— start of PROVIDED ENTRIES —

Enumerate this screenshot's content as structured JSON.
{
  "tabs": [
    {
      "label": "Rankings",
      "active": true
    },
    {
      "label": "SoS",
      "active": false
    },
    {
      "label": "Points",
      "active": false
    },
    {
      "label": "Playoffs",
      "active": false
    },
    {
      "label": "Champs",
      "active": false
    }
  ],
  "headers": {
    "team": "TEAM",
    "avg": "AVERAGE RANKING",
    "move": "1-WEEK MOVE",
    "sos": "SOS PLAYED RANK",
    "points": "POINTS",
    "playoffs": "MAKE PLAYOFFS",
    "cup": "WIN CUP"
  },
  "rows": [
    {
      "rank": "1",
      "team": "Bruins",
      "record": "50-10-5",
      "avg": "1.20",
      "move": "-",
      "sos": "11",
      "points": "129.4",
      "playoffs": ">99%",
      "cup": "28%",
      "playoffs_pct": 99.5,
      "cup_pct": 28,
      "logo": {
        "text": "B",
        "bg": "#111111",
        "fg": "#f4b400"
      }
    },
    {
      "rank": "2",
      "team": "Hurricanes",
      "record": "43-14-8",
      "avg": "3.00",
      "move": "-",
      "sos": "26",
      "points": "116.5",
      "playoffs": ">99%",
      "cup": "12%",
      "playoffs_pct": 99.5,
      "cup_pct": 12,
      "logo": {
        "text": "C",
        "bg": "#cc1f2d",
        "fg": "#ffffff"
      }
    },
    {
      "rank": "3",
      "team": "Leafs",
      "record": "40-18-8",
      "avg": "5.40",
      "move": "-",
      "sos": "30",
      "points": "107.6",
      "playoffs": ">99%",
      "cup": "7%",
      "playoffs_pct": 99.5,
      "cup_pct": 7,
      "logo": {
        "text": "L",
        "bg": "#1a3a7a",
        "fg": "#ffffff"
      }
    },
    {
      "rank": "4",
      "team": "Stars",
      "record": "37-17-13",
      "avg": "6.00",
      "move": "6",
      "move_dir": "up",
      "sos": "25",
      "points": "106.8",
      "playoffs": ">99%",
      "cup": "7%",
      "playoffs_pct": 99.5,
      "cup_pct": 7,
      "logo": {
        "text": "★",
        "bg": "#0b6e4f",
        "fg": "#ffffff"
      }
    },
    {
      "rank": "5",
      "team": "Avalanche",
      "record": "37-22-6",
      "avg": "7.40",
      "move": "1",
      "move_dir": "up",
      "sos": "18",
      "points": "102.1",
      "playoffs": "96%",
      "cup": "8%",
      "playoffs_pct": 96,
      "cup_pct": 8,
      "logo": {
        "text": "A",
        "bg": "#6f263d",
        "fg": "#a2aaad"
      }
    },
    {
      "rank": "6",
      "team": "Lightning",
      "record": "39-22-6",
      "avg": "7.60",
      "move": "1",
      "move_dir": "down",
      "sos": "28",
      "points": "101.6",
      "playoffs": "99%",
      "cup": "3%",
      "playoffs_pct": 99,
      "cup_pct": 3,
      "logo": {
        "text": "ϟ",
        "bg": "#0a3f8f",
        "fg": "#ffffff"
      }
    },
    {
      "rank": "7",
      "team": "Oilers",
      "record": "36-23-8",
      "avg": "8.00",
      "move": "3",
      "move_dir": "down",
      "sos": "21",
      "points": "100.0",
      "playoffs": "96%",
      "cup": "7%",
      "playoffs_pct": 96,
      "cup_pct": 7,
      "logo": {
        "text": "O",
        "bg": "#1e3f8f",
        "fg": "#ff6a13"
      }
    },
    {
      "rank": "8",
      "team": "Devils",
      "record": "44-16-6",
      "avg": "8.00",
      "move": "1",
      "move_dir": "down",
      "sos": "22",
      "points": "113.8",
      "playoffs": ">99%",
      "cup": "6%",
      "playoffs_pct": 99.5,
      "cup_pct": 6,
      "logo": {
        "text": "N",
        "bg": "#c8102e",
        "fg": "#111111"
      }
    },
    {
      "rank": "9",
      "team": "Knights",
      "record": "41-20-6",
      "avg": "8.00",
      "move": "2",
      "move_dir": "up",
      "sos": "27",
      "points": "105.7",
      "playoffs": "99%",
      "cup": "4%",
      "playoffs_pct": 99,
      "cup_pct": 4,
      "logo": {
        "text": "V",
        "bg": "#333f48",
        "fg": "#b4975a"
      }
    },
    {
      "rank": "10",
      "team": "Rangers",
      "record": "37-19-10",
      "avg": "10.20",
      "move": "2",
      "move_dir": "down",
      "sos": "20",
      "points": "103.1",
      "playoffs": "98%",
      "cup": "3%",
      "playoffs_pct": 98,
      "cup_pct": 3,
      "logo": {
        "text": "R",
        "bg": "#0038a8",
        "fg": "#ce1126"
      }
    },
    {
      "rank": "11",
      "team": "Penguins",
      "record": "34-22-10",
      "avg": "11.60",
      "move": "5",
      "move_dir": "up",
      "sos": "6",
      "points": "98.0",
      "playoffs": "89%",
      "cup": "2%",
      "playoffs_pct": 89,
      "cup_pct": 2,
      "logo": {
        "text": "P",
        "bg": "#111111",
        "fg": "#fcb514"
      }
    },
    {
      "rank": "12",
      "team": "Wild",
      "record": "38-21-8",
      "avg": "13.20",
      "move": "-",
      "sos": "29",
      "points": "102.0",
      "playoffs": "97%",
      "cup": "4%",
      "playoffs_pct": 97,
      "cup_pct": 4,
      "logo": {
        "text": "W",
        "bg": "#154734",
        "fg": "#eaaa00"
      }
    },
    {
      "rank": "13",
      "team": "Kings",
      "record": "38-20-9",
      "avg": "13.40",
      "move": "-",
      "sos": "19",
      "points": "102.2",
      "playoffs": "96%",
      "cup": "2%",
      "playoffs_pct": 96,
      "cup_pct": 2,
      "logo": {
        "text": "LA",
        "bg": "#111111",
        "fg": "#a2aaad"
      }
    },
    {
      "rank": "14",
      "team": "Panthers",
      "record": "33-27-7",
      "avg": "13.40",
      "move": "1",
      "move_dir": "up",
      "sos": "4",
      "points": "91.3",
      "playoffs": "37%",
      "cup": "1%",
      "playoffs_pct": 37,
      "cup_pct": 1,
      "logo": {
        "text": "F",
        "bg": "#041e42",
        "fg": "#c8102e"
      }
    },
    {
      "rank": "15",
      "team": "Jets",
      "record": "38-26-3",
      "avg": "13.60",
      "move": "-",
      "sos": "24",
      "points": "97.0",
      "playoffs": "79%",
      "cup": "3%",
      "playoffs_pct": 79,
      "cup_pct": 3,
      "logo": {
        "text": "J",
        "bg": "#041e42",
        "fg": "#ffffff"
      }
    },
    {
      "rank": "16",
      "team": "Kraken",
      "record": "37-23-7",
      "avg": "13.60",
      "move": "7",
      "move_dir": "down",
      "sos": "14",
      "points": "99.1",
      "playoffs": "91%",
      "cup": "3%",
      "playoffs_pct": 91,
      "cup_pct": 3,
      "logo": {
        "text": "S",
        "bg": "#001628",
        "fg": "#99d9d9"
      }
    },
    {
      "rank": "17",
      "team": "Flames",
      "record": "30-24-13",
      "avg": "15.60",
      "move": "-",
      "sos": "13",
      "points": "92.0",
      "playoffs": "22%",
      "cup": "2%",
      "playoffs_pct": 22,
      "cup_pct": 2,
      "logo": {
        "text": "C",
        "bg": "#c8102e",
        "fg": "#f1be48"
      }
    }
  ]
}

— end of PROVIDED ENTRIES —

▸ **TASK GOAL**:
Transcribe all of the entries without altering anything.

▸ **RESULT OF THE TASK**:
Enumerate this screenshot's content as structured JSON.
{
  "tabs": [
    {
      "label": "Rankings",
      "active": true
    },
    {
      "label": "SoS",
      "active": false
    },
    {
      "label": "Points",
      "active": false
    },
    {
      "label": "Playoffs",
      "active": false
    },
    {
      "label": "Champs",
      "active": false
    }
  ],
  "headers": {
    "team": "TEAM",
    "avg": "AVERAGE RANKING",
    "move": "1-WEEK MOVE",
    "sos": "SOS PLAYED RANK",
    "points": "POINTS",
    "playoffs": "MAKE PLAYOFFS",
    "cup": "WIN CUP"
  },
  "rows": [
    {
      "rank": "1",
      "team": "Bruins",
      "record": "50-10-5",
      "avg": "1.20",
      "move": "-",
      "sos": "11",
      "points": "129.4",
      "playoffs": ">99%",
      "cup": "28%",
      "playoffs_pct": 99.5,
      "cup_pct": 28,
      "logo": {
        "text": "B",
        "bg": "#111111",
        "fg": "#f4b400"
      }
    },
    {
      "rank": "2",
      "team": "Hurricanes",
      "record": "43-14-8",
      "avg": "3.00",
      "move": "-",
      "sos": "26",
      "points": "116.5",
      "playoffs": ">99%",
      "cup": "12%",
      "playoffs_pct": 99.5,
      "cup_pct": 12,
      "logo": {
        "text": "C",
        "bg": "#cc1f2d",
        "fg": "#ffffff"
      }
    },
    {
      "rank": "3",
      "team": "Leafs",
      "record": "40-18-8",
      "avg": "5.40",
      "move": "-",
      "sos": "30",
      "points": "107.6",
      "playoffs": ">99%",
      "cup": "7%",
      "playoffs_pct": 99.5,
      "cup_pct": 7,
      "logo": {
        "text": "L",
        "bg": "#1a3a7a",
        "fg": "#ffffff"
      }
    },
    {
      "rank": "4",
      "team": "Stars",
      "record": "37-17-13",
      "avg": "6.00",
      "move": "6",
      "move_dir": "up",
      "sos": "25",
      "points": "106.8",
      "playoffs": ">99%",
      "cup": "7%",
      "playoffs_pct": 99.5,
      "cup_pct": 7,
      "logo": {
        "text": "★",
        "bg": "#0b6e4f",
        "fg": "#ffffff"
      }
    },
    {
      "rank": "5",
      "team": "Avalanche",
      "record": "37-22-6",
      "avg": "7.40",
      "move": "1",
      "move_dir": "up",
      "sos": "18",
      "points": "102.1",
      "playoffs": "96%",
      "cup": "8%",
      "playoffs_pct": 96,
      "cup_pct": 8,
      "logo": {
        "text": "A",
        "bg": "#6f263d",
        "fg": "#a2aaad"
      }
    },
    {
      "rank": "6",
      "team": "Lightning",
      "record": "39-22-6",
      "avg": "7.60",
      "move": "1",
      "move_dir": "down",
      "sos": "28",
      "points": "101.6",
      "playoffs": "99%",
      "cup": "3%",
      "playoffs_pct": 99,
      "cup_pct": 3,
      "logo": {
        "text": "ϟ",
        "bg": "#0a3f8f",
        "fg": "#ffffff"
      }
    },
    {
      "rank": "7",
      "team": "Oilers",
      "record": "36-23-8",
      "avg": "8.00",
      "move": "3",
      "move_dir": "down",
      "sos": "21",
      "points": "100.0",
      "playoffs": "96%",
      "cup": "7%",
      "playoffs_pct": 96,
      "cup_pct": 7,
      "logo": {
        "text": "O",
        "bg": "#1e3f8f",
        "fg": "#ff6a13"
      }
    },
    {
      "rank": "8",
      "team": "Devils",
      "record": "44-16-6",
      "avg": "8.00",
      "move": "1",
      "move_dir": "down",
      "sos": "22",
      "points": "113.8",
      "playoffs": ">99%",
      "cup": "6%",
      "playoffs_pct": 99.5,
      "cup_pct": 6,
      "logo": {
        "text": "N",
        "bg": "#c8102e",
        "fg": "#111111"
      }
    },
    {
      "rank": "9",
      "team": "Knights",
      "record": "41-20-6",
      "avg": "8.00",
      "move": "2",
      "move_dir": "up",
      "sos": "27",
      "points": "105.7",
      "playoffs": "99%",
      "cup": "4%",
      "playoffs_pct": 99,
      "cup_pct": 4,
      "logo": {
        "text": "V",
        "bg": "#333f48",
        "fg": "#b4975a"
      }
    },
    {
      "rank": "10",
      "team": "Rangers",
      "record": "37-19-10",
      "avg": "10.20",
      "move": "2",
      "move_dir": "down",
      "sos": "20",
      "points": "103.1",
      "playoffs": "98%",
      "cup": "3%",
      "playoffs_pct": 98,
      "cup_pct": 3,
      "logo": {
        "text": "R",
        "bg": "#0038a8",
        "fg": "#ce1126"
      }
    },
    {
      "rank": "11",
      "team": "Penguins",
      "record": "34-22-10",
      "avg": "11.60",
      "move": "5",
      "move_dir": "up",
      "sos": "6",
      "points": "98.0",
      "playoffs": "89%",
      "cup": "2%",
      "playoffs_pct": 89,
      "cup_pct": 2,
      "logo": {
        "text": "P",
        "bg": "#111111",
        "fg": "#fcb514"
      }
    },
    {
      "rank": "12",
      "team": "Wild",
      "record": "38-21-8",
      "avg": "13.20",
      "move": "-",
      "sos": "29",
      "points": "102.0",
      "playoffs": "97%",
      "cup": "4%",
      "playoffs_pct": 97,
      "cup_pct": 4,
      "logo": {
        "text": "W",
        "bg": "#154734",
        "fg": "#eaaa00"
      }
    },
    {
      "rank": "13",
      "team": "Kings",
      "record": "38-20-9",
      "avg": "13.40",
      "move": "-",
      "sos": "19",
      "points": "102.2",
      "playoffs": "96%",
      "cup": "2%",
      "playoffs_pct": 96,
      "cup_pct": 2,
      "logo": {
        "text": "LA",
        "bg": "#111111",
        "fg": "#a2aaad"
      }
    },
    {
      "rank": "14",
      "team": "Panthers",
      "record": "33-27-7",
      "avg": "13.40",
      "move": "1",
      "move_dir": "up",
      "sos": "4",
      "points": "91.3",
      "playoffs": "37%",
      "cup": "1%",
      "playoffs_pct": 37,
      "cup_pct": 1,
      "logo": {
        "text": "F",
        "bg": "#041e42",
        "fg": "#c8102e"
      }
    },
    {
      "rank": "15",
      "team": "Jets",
      "record": "38-26-3",
      "avg": "13.60",
      "move": "-",
      "sos": "24",
      "points": "97.0",
      "playoffs": "79%",
      "cup": "3%",
      "playoffs_pct": 79,
      "cup_pct": 3,
      "logo": {
        "text": "J",
        "bg": "#041e42",
        "fg": "#ffffff"
      }
    },
    {
      "rank": "16",
      "team": "Kraken",
      "record": "37-23-7",
      "avg": "13.60",
      "move": "7",
      "move_dir": "down",
      "sos": "14",
      "points": "99.1",
      "playoffs": "91%",
      "cup": "3%",
      "playoffs_pct": 91,
      "cup_pct": 3,
      "logo": {
        "text": "S",
        "bg": "#001628",
        "fg": "#99d9d9"
      }
    },
    {
      "rank": "17",
      "team": "Flames",
      "record": "30-24-13",
      "avg": "15.60",
      "move": "-",
      "sos": "13",
      "points": "92.0",
      "playoffs": "22%",
      "cup": "2%",
      "playoffs_pct": 22,
      "cup_pct": 2,
      "logo": {
        "text": "C",
        "bg": "#c8102e",
        "fg": "#f1be48"
      }
    }
  ]
}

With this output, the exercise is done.